--- Data provided ---
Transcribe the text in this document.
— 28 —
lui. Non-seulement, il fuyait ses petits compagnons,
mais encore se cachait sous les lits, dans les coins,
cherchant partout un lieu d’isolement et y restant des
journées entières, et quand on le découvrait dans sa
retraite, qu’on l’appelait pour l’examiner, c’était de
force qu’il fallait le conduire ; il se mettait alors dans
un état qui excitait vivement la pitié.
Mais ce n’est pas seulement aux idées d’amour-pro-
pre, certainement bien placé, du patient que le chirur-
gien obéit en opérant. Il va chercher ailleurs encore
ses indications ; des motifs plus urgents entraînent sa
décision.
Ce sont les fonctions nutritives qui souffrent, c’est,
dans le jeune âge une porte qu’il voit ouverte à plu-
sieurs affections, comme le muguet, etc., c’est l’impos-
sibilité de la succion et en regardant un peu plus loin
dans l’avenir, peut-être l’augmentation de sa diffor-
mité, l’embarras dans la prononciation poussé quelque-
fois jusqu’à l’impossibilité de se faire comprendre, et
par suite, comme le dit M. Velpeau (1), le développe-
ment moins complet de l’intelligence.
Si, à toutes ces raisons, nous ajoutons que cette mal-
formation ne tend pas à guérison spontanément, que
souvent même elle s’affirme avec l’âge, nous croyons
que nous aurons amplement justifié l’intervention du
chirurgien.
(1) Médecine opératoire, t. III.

--- Task objective ---
Copy each line of the records above that carries the word "dans".

--- Solution for this exercise ---
mais encore se cachait sous les lits, dans les coins,
journées entières, et quand on le découvrait dans sa
force qu’il fallait le conduire ; il se mettait alors dans
dans le jeune âge une porte qu’il voit ouverte à plu-
dans l’avenir, peut-être l’augmentation de sa diffor-
mité, l’embarras dans la prononciation poussé quelque-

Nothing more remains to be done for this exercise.